▸ **Directions**: Please list all lines of the material below in which the string "JSON" occurs.

▸ **Given data**:
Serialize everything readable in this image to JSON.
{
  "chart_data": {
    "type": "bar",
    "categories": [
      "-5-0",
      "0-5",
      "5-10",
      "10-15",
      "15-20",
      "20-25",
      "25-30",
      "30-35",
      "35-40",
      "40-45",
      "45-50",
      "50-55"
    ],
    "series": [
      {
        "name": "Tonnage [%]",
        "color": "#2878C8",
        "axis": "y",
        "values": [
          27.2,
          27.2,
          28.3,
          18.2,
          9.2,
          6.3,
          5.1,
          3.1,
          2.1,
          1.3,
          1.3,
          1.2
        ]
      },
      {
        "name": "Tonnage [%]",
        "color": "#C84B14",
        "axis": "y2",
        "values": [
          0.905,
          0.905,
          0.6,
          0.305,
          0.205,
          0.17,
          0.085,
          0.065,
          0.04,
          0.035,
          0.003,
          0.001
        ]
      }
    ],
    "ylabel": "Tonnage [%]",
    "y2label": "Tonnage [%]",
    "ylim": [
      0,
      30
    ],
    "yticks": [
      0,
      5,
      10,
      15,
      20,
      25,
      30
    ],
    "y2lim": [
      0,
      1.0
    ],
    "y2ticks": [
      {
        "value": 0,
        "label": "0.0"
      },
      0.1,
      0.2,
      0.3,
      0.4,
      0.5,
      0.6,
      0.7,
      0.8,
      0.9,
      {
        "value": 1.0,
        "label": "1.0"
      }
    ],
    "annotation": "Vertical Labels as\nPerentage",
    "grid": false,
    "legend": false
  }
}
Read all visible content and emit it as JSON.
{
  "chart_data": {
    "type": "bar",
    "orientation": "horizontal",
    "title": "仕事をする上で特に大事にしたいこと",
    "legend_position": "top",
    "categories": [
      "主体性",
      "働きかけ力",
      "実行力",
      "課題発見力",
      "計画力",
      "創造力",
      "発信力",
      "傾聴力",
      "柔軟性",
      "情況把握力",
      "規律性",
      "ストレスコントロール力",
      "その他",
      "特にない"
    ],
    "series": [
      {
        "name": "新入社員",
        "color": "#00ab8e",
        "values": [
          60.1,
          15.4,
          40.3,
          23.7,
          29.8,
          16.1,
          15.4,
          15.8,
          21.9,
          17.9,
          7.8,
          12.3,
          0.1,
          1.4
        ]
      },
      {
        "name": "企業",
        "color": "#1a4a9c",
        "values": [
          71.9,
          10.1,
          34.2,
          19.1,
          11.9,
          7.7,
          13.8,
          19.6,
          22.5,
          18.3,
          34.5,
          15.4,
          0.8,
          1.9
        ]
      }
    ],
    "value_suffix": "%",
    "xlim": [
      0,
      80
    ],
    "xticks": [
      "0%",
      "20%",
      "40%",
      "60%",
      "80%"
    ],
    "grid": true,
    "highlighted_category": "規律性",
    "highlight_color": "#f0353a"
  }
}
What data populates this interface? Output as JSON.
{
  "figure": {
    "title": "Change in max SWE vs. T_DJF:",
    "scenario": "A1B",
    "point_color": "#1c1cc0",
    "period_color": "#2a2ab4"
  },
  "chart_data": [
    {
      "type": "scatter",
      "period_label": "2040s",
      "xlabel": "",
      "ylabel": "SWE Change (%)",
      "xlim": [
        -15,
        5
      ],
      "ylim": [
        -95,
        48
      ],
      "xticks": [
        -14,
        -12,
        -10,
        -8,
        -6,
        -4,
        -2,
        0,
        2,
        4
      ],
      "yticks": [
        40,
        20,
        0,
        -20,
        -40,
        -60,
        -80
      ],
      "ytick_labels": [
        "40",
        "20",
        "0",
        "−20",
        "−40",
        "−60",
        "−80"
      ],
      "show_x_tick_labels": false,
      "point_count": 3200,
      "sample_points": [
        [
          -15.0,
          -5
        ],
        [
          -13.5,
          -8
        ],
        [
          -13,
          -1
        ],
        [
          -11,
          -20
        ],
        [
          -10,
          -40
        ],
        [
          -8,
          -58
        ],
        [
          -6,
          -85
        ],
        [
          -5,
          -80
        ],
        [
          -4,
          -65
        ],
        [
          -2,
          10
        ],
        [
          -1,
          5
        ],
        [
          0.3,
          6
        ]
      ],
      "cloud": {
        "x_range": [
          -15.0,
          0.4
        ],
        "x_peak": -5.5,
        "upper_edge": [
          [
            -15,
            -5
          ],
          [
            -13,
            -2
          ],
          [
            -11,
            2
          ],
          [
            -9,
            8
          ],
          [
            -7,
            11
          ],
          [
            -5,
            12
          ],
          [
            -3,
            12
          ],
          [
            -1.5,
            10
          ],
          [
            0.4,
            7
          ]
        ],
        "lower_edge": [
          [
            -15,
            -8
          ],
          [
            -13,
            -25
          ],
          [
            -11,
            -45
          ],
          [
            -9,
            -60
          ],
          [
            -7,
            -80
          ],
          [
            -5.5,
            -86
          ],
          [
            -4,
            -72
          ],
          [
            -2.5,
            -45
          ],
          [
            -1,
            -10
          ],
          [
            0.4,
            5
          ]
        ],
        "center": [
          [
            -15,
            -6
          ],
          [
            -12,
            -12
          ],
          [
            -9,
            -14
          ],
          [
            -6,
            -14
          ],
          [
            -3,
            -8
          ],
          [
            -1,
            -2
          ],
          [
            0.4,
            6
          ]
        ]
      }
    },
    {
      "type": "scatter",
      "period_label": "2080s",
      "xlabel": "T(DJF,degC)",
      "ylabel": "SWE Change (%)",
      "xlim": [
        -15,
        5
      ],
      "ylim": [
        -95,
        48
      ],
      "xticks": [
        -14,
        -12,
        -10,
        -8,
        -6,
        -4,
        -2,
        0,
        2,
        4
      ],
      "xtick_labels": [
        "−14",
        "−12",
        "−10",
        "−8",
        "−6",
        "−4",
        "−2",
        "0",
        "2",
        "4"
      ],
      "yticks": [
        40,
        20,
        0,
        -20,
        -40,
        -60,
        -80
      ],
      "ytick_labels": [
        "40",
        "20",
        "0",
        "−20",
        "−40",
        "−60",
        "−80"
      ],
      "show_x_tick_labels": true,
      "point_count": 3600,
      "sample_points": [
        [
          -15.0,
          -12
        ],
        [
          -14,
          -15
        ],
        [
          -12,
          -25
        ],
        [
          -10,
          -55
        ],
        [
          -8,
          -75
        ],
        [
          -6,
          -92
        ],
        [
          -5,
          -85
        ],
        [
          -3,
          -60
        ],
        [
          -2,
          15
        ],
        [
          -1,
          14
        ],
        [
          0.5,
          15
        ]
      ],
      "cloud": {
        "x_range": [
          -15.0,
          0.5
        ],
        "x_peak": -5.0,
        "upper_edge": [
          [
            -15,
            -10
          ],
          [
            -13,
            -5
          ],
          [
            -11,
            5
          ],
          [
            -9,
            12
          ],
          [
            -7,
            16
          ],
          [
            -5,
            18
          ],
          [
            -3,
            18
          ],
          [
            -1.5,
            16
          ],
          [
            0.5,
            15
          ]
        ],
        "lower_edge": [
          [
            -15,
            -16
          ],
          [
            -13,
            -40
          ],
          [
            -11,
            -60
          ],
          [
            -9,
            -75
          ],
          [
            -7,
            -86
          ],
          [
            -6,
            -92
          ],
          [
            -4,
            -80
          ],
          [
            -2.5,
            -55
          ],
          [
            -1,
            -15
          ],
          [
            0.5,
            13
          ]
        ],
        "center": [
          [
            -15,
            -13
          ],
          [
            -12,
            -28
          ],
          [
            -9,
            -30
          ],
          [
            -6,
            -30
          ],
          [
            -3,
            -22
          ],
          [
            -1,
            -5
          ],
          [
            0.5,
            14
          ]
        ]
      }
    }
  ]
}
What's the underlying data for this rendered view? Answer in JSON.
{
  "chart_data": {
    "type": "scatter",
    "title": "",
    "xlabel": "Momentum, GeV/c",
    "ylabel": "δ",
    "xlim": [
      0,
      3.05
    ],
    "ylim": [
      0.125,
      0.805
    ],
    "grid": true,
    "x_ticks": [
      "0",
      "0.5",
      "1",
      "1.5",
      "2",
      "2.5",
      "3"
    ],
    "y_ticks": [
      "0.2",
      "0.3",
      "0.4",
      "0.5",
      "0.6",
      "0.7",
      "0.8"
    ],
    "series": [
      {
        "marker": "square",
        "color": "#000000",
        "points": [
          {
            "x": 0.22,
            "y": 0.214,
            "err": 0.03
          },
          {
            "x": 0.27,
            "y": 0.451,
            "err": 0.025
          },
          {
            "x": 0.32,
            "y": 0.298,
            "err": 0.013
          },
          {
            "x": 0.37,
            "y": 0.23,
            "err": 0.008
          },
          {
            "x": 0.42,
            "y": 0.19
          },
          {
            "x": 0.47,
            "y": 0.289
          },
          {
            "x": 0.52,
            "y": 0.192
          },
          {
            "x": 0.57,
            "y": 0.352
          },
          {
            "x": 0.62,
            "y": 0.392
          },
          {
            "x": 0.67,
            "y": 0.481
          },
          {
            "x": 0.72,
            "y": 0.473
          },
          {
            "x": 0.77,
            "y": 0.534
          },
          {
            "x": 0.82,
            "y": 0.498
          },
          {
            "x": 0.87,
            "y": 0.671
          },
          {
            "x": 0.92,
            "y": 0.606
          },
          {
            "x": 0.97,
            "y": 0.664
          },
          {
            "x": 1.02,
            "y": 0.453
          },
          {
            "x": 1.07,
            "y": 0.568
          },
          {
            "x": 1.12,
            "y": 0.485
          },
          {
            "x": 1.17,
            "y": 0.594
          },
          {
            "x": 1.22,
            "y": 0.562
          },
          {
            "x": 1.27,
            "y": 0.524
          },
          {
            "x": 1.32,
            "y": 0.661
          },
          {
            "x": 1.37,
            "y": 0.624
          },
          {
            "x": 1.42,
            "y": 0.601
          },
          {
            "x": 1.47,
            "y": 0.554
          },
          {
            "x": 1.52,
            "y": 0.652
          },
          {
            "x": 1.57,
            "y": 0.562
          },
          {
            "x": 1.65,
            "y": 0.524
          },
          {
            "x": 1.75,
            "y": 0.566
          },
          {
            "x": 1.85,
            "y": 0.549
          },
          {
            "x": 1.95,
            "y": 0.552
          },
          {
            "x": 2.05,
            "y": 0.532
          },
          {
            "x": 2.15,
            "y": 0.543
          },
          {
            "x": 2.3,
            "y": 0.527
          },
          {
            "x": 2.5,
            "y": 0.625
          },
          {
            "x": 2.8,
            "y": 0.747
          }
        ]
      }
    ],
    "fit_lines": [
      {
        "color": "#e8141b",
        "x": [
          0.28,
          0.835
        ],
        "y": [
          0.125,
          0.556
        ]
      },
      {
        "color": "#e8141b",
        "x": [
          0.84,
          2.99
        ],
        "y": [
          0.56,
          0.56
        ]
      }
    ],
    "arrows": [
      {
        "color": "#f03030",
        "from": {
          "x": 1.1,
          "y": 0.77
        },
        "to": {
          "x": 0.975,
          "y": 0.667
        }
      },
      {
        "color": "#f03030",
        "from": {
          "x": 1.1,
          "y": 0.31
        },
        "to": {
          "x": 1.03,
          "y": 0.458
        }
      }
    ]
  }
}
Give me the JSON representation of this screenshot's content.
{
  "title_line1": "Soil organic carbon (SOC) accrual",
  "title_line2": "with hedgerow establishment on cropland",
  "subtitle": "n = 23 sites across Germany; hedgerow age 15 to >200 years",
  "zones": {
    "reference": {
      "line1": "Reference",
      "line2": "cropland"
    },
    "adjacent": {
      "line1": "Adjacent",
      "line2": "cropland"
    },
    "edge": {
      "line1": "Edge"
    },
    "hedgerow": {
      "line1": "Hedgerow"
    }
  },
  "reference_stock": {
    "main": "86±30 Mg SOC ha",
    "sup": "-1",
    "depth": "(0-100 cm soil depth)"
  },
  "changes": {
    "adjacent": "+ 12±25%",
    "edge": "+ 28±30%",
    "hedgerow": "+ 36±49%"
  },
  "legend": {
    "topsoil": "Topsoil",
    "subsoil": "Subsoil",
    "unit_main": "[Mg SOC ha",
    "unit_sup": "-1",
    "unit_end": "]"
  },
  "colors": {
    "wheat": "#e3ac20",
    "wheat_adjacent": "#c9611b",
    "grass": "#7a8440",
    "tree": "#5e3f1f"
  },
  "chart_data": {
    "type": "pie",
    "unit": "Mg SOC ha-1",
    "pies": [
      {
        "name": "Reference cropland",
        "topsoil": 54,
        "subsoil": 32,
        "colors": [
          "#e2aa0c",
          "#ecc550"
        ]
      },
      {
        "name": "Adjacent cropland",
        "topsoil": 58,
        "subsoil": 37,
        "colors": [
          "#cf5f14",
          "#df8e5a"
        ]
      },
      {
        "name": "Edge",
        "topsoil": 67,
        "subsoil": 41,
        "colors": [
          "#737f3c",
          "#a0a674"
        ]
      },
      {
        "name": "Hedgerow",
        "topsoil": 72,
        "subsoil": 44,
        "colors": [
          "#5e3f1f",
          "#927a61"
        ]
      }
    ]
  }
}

▸ **Exercise output**:
Serialize everything readable in this image to JSON.
Read all visible content and emit it as JSON.
What data populates this interface? Output as JSON.
What's the underlying data for this rendered view? Answer in JSON.
Give me the JSON representation of this screenshot's content.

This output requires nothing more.